Stored records:
* Begin *

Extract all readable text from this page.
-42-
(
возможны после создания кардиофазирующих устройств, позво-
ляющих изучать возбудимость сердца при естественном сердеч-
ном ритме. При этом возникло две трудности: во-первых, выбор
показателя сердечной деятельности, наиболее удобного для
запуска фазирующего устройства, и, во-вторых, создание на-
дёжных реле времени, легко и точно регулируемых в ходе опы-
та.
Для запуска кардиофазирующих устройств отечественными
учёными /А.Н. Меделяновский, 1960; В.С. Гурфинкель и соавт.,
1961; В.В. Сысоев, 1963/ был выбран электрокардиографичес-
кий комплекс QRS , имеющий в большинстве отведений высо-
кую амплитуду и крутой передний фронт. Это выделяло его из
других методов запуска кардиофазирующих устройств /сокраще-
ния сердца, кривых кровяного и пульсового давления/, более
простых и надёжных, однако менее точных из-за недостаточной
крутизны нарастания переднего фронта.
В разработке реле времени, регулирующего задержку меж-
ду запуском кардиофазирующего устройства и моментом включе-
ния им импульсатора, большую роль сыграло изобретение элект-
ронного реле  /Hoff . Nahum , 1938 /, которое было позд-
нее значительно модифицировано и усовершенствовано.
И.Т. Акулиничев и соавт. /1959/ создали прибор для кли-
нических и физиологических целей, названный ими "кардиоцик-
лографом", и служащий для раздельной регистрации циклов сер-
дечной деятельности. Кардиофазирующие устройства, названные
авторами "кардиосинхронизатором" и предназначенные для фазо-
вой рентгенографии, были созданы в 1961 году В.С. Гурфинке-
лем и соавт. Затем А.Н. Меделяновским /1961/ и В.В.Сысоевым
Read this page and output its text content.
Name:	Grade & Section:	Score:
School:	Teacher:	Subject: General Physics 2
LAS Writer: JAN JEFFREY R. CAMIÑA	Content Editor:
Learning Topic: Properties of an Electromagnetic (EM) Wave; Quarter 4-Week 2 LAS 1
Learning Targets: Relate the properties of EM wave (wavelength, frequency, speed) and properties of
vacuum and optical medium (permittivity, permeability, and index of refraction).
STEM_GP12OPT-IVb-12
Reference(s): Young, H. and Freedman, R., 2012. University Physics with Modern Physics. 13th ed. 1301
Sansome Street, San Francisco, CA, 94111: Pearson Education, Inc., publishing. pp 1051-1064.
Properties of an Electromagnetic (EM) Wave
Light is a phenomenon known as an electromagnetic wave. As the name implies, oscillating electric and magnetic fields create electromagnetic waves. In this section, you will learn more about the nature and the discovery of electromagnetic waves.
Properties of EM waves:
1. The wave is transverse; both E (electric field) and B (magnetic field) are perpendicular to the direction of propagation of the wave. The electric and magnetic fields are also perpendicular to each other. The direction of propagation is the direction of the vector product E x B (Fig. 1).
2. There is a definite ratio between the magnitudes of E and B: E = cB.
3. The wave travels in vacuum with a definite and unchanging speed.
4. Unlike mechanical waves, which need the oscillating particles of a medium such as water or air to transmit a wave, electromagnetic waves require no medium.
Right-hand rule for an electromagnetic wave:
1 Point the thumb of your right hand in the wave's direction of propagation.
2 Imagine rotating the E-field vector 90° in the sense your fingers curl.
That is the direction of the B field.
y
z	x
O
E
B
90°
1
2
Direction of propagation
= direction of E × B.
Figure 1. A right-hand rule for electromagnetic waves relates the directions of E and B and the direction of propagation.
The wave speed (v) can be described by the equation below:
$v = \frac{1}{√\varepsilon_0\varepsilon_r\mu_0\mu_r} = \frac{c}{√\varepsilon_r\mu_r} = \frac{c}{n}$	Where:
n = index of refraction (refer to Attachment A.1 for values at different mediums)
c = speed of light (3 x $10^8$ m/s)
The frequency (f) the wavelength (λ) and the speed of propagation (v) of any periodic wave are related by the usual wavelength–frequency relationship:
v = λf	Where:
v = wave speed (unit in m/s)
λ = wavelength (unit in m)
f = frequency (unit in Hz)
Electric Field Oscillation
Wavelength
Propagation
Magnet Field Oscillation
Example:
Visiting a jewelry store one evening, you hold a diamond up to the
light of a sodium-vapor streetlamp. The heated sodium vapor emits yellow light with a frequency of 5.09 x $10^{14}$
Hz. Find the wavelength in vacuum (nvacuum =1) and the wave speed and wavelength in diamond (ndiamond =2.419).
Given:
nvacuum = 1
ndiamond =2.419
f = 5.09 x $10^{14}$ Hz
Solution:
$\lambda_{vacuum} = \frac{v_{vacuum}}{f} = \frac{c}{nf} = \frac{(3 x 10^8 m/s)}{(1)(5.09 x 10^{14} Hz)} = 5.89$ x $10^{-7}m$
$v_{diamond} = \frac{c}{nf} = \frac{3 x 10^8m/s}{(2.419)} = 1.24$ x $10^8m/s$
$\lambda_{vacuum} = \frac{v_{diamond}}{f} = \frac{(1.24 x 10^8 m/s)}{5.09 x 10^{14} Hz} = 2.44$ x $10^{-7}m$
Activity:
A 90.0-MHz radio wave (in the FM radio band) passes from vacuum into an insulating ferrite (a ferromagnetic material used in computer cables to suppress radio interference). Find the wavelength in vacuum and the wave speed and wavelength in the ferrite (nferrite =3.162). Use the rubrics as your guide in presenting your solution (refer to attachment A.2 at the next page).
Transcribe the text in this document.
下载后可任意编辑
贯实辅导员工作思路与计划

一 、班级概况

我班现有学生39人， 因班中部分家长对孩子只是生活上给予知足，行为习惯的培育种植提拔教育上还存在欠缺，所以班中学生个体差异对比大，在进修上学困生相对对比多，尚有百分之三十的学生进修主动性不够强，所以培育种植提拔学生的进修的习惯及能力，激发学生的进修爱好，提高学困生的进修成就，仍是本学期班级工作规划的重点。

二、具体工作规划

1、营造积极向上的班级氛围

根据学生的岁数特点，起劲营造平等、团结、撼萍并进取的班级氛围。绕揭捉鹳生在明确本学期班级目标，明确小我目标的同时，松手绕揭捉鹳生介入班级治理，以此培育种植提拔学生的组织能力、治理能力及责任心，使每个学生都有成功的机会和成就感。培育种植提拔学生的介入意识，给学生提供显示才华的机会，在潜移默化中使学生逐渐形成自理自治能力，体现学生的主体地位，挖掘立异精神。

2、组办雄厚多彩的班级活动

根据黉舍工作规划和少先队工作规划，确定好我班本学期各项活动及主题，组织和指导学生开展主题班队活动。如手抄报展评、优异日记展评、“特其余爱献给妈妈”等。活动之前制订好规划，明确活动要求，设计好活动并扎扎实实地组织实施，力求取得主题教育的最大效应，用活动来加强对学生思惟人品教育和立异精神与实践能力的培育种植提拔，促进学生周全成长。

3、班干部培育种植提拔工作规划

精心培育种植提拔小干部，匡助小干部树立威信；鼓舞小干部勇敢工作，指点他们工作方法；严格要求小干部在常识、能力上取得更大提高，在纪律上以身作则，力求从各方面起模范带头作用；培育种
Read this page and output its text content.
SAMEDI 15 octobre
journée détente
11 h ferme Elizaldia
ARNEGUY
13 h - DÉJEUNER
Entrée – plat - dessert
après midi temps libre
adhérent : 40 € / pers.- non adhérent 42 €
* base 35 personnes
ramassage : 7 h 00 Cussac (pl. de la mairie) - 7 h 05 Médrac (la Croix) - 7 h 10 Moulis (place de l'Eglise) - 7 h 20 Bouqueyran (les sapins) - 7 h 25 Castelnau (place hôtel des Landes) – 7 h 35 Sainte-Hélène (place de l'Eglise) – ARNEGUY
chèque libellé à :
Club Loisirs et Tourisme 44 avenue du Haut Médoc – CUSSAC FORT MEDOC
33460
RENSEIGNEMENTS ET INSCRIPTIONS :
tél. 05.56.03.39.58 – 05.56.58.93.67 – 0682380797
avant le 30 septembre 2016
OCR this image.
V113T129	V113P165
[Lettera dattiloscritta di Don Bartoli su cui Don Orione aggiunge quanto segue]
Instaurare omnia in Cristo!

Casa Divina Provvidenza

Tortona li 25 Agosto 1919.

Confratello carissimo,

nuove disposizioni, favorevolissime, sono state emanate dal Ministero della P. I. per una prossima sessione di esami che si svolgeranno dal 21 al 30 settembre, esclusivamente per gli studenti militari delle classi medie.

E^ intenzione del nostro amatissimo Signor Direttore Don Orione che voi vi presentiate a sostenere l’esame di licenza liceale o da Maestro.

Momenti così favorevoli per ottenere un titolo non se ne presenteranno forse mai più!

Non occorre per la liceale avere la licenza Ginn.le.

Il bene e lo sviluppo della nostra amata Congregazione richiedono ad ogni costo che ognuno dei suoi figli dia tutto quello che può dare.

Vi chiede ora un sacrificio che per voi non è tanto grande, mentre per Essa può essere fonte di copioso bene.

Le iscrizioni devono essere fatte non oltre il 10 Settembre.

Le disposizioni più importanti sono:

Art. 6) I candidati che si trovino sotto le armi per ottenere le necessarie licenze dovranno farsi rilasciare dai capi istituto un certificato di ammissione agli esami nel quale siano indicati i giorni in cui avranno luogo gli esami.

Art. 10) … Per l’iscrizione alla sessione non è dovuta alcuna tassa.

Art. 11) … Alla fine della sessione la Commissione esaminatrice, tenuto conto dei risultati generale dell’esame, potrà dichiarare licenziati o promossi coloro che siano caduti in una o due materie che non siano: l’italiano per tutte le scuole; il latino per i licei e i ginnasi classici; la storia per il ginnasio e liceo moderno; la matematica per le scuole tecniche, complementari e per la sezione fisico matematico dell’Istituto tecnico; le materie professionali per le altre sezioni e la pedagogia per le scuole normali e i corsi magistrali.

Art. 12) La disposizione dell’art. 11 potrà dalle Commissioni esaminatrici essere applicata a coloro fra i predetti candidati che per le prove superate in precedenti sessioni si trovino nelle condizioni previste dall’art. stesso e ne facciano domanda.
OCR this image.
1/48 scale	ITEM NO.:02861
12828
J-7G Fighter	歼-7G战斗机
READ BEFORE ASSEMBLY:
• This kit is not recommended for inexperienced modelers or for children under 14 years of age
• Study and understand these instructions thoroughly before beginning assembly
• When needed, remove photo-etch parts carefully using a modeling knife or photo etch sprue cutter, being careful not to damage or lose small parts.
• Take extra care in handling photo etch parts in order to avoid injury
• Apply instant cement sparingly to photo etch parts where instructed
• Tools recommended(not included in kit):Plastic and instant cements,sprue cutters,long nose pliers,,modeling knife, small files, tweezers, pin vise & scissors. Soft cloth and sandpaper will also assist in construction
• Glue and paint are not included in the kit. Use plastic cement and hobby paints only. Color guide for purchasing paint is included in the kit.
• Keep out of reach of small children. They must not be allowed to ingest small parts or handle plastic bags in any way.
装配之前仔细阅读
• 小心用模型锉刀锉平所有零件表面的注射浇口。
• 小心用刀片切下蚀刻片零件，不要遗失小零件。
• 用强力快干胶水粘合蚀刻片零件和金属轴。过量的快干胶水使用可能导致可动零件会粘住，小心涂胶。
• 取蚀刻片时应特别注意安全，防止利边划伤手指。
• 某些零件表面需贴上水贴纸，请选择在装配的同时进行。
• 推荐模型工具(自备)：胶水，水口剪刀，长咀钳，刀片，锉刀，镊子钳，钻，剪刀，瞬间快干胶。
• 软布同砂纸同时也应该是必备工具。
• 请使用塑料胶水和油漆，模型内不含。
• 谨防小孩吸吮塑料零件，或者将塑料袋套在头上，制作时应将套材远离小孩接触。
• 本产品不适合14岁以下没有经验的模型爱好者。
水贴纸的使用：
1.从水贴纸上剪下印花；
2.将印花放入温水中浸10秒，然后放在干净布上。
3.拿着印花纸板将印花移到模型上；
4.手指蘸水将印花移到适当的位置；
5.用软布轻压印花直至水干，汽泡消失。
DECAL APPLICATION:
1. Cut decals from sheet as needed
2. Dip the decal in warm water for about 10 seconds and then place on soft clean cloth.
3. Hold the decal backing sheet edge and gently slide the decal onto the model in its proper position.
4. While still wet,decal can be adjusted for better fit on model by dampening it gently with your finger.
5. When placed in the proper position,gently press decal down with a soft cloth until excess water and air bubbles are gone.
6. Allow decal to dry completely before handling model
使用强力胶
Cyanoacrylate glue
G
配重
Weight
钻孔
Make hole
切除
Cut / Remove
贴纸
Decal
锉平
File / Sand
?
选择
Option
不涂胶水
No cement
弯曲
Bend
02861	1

* End *

## [WORK INSTRUCTIONS]
Give the number of lines in the records that contain the string "sheet", and nothing besides.

## [ANSWER FOR THE TASK]
2